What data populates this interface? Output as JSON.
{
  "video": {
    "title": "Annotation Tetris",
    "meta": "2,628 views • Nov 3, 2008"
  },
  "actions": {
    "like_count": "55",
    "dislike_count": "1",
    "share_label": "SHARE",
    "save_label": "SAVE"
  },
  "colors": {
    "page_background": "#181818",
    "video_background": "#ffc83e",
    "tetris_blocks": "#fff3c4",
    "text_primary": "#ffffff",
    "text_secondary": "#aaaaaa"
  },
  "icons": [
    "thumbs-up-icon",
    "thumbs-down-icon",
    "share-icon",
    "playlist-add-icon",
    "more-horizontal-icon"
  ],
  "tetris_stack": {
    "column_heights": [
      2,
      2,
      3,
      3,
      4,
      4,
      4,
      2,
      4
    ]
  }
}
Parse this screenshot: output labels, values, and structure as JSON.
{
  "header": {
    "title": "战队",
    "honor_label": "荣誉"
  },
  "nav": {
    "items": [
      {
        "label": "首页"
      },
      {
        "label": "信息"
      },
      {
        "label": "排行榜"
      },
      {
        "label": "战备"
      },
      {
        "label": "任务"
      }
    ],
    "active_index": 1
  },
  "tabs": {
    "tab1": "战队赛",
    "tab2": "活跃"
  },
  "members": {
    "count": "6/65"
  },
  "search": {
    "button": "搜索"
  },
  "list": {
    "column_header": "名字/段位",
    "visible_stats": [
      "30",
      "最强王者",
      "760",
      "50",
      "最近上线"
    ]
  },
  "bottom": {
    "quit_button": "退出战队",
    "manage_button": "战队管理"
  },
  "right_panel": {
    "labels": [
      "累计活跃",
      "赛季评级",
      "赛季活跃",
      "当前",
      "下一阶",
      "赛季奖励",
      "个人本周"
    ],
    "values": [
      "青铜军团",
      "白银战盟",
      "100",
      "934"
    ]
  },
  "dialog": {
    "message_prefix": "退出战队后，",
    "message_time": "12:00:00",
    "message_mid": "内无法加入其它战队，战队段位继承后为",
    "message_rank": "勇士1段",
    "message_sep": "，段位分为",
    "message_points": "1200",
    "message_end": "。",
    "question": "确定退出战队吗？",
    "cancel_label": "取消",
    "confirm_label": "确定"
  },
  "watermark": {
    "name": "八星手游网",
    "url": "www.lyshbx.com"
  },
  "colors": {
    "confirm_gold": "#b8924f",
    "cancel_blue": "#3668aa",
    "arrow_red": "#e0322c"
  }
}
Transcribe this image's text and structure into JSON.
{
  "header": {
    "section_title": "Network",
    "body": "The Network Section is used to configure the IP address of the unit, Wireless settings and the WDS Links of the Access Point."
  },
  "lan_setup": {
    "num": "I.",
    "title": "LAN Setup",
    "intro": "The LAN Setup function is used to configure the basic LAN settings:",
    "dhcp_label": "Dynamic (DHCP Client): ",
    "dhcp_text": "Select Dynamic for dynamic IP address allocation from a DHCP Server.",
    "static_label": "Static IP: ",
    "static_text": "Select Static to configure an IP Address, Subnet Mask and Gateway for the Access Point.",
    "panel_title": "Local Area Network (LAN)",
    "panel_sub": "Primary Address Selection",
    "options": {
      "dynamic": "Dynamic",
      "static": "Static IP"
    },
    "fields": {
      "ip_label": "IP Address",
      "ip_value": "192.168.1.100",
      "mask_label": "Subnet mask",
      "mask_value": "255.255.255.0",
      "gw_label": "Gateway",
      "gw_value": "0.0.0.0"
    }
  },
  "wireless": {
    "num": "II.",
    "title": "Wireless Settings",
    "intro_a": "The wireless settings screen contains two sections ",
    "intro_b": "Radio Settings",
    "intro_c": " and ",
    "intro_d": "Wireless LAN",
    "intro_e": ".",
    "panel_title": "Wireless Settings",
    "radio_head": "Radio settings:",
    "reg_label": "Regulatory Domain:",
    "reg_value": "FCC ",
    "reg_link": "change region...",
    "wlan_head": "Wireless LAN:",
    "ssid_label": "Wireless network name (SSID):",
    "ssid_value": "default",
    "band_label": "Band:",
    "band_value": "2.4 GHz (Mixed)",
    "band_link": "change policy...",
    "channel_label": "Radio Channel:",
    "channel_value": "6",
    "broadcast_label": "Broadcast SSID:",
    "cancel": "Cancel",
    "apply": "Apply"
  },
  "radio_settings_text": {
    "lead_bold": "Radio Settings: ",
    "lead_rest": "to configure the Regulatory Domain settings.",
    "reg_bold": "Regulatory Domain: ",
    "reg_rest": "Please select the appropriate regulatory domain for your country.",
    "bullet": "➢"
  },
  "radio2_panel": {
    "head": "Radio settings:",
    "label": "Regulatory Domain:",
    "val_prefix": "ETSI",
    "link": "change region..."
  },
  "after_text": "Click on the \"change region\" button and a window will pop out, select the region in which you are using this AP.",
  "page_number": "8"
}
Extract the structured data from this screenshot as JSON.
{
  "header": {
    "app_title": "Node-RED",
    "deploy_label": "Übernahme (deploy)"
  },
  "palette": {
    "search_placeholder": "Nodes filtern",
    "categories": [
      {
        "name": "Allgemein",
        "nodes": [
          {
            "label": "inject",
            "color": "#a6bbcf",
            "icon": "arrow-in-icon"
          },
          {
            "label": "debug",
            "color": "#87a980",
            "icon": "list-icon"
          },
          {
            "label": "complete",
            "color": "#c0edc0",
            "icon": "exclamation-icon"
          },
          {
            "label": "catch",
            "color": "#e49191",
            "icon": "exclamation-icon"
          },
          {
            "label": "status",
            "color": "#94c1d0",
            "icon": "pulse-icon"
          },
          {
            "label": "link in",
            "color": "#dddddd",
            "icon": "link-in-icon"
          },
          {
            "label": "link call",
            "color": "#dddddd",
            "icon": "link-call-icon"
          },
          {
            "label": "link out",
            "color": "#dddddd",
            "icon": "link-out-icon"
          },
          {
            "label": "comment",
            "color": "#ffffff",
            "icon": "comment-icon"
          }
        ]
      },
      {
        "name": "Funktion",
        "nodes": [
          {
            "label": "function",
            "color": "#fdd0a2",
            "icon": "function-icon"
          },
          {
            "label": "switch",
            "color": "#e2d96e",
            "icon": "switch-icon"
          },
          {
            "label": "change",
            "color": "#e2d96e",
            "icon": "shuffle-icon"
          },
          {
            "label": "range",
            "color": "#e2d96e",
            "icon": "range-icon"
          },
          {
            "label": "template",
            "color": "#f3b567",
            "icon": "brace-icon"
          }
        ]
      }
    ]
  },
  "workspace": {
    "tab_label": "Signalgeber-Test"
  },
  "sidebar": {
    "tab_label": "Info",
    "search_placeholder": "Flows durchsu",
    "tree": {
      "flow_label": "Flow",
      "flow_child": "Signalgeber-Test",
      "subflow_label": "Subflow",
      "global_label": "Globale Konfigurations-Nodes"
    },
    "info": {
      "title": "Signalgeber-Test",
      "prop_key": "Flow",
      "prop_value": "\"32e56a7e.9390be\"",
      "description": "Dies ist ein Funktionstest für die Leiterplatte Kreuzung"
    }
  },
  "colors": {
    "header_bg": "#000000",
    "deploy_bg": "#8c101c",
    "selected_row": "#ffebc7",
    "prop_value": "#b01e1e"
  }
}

◇ ◇ ◇ ◇

AIM
Return the full listing, character for character.

OUTPUT OF THE EXERCISE
What data populates this interface? Output as JSON.
{
  "video": {
    "title": "Annotation Tetris",
    "meta": "2,628 views • Nov 3, 2008"
  },
  "actions": {
    "like_count": "55",
    "dislike_count": "1",
    "share_label": "SHARE",
    "save_label": "SAVE"
  },
  "colors": {
    "page_background": "#181818",
    "video_background": "#ffc83e",
    "tetris_blocks": "#fff3c4",
    "text_primary": "#ffffff",
    "text_secondary": "#aaaaaa"
  },
  "icons": [
    "thumbs-up-icon",
    "thumbs-down-icon",
    "share-icon",
    "playlist-add-icon",
    "more-horizontal-icon"
  ],
  "tetris_stack": {
    "column_heights": [
      2,
      2,
      3,
      3,
      4,
      4,
      4,
      2,
      4
    ]
  }
}
Parse this screenshot: output labels, values, and structure as JSON.
{
  "header": {
    "title": "战队",
    "honor_label": "荣誉"
  },
  "nav": {
    "items": [
      {
        "label": "首页"
      },
      {
        "label": "信息"
      },
      {
        "label": "排行榜"
      },
      {
        "label": "战备"
      },
      {
        "label": "任务"
      }
    ],
    "active_index": 1
  },
  "tabs": {
    "tab1": "战队赛",
    "tab2": "活跃"
  },
  "members": {
    "count": "6/65"
  },
  "search": {
    "button": "搜索"
  },
  "list": {
    "column_header": "名字/段位",
    "visible_stats": [
      "30",
      "最强王者",
      "760",
      "50",
      "最近上线"
    ]
  },
  "bottom": {
    "quit_button": "退出战队",
    "manage_button": "战队管理"
  },
  "right_panel": {
    "labels": [
      "累计活跃",
      "赛季评级",
      "赛季活跃",
      "当前",
      "下一阶",
      "赛季奖励",
      "个人本周"
    ],
    "values": [
      "青铜军团",
      "白银战盟",
      "100",
      "934"
    ]
  },
  "dialog": {
    "message_prefix": "退出战队后，",
    "message_time": "12:00:00",
    "message_mid": "内无法加入其它战队，战队段位继承后为",
    "message_rank": "勇士1段",
    "message_sep": "，段位分为",
    "message_points": "1200",
    "message_end": "。",
    "question": "确定退出战队吗？",
    "cancel_label": "取消",
    "confirm_label": "确定"
  },
  "watermark": {
    "name": "八星手游网",
    "url": "www.lyshbx.com"
  },
  "colors": {
    "confirm_gold": "#b8924f",
    "cancel_blue": "#3668aa",
    "arrow_red": "#e0322c"
  }
}
Transcribe this image's text and structure into JSON.
{
  "header": {
    "section_title": "Network",
    "body": "The Network Section is used to configure the IP address of the unit, Wireless settings and the WDS Links of the Access Point."
  },
  "lan_setup": {
    "num": "I.",
    "title": "LAN Setup",
    "intro": "The LAN Setup function is used to configure the basic LAN settings:",
    "dhcp_label": "Dynamic (DHCP Client): ",
    "dhcp_text": "Select Dynamic for dynamic IP address allocation from a DHCP Server.",
    "static_label": "Static IP: ",
    "static_text": "Select Static to configure an IP Address, Subnet Mask and Gateway for the Access Point.",
    "panel_title": "Local Area Network (LAN)",
    "panel_sub": "Primary Address Selection",
    "options": {
      "dynamic": "Dynamic",
      "static": "Static IP"
    },
    "fields": {
      "ip_label": "IP Address",
      "ip_value": "192.168.1.100",
      "mask_label": "Subnet mask",
      "mask_value": "255.255.255.0",
      "gw_label": "Gateway",
      "gw_value": "0.0.0.0"
    }
  },
  "wireless": {
    "num": "II.",
    "title": "Wireless Settings",
    "intro_a": "The wireless settings screen contains two sections ",
    "intro_b": "Radio Settings",
    "intro_c": " and ",
    "intro_d": "Wireless LAN",
    "intro_e": ".",
    "panel_title": "Wireless Settings",
    "radio_head": "Radio settings:",
    "reg_label": "Regulatory Domain:",
    "reg_value": "FCC ",
    "reg_link": "change region...",
    "wlan_head": "Wireless LAN:",
    "ssid_label": "Wireless network name (SSID):",
    "ssid_value": "default",
    "band_label": "Band:",
    "band_value": "2.4 GHz (Mixed)",
    "band_link": "change policy...",
    "channel_label": "Radio Channel:",
    "channel_value": "6",
    "broadcast_label": "Broadcast SSID:",
    "cancel": "Cancel",
    "apply": "Apply"
  },
  "radio_settings_text": {
    "lead_bold": "Radio Settings: ",
    "lead_rest": "to configure the Regulatory Domain settings.",
    "reg_bold": "Regulatory Domain: ",
    "reg_rest": "Please select the appropriate regulatory domain for your country.",
    "bullet": "➢"
  },
  "radio2_panel": {
    "head": "Radio settings:",
    "label": "Regulatory Domain:",
    "val_prefix": "ETSI",
    "link": "change region..."
  },
  "after_text": "Click on the \"change region\" button and a window will pop out, select the region in which you are using this AP.",
  "page_number": "8"
}
Extract the structured data from this screenshot as JSON.
{
  "header": {
    "app_title": "Node-RED",
    "deploy_label": "Übernahme (deploy)"
  },
  "palette": {
    "search_placeholder": "Nodes filtern",
    "categories": [
      {
        "name": "Allgemein",
        "nodes": [
          {
            "label": "inject",
            "color": "#a6bbcf",
            "icon": "arrow-in-icon"
          },
          {
            "label": "debug",
            "color": "#87a980",
            "icon": "list-icon"
          },
          {
            "label": "complete",
            "color": "#c0edc0",
            "icon": "exclamation-icon"
          },
          {
            "label": "catch",
            "color": "#e49191",
            "icon": "exclamation-icon"
          },
          {
            "label": "status",
            "color": "#94c1d0",
            "icon": "pulse-icon"
          },
          {
            "label": "link in",
            "color": "#dddddd",
            "icon": "link-in-icon"
          },
          {
            "label": "link call",
            "color": "#dddddd",
            "icon": "link-call-icon"
          },
          {
            "label": "link out",
            "color": "#dddddd",
            "icon": "link-out-icon"
          },
          {
            "label": "comment",
            "color": "#ffffff",
            "icon": "comment-icon"
          }
        ]
      },
      {
        "name": "Funktion",
        "nodes": [
          {
            "label": "function",
            "color": "#fdd0a2",
            "icon": "function-icon"
          },
          {
            "label": "switch",
            "color": "#e2d96e",
            "icon": "switch-icon"
          },
          {
            "label": "change",
            "color": "#e2d96e",
            "icon": "shuffle-icon"
          },
          {
            "label": "range",
            "color": "#e2d96e",
            "icon": "range-icon"
          },
          {
            "label": "template",
            "color": "#f3b567",
            "icon": "brace-icon"
          }
        ]
      }
    ]
  },
  "workspace": {
    "tab_label": "Signalgeber-Test"
  },
  "sidebar": {
    "tab_label": "Info",
    "search_placeholder": "Flows durchsu",
    "tree": {
      "flow_label": "Flow",
      "flow_child": "Signalgeber-Test",
      "subflow_label": "Subflow",
      "global_label": "Globale Konfigurations-Nodes"
    },
    "info": {
      "title": "Signalgeber-Test",
      "prop_key": "Flow",
      "prop_value": "\"32e56a7e.9390be\"",
      "description": "Dies ist ein Funktionstest für die Leiterplatte Kreuzung"
    }
  },
  "colors": {
    "header_bg": "#000000",
    "deploy_bg": "#8c101c",
    "selected_row": "#ffebc7",
    "prop_value": "#b01e1e"
  }
}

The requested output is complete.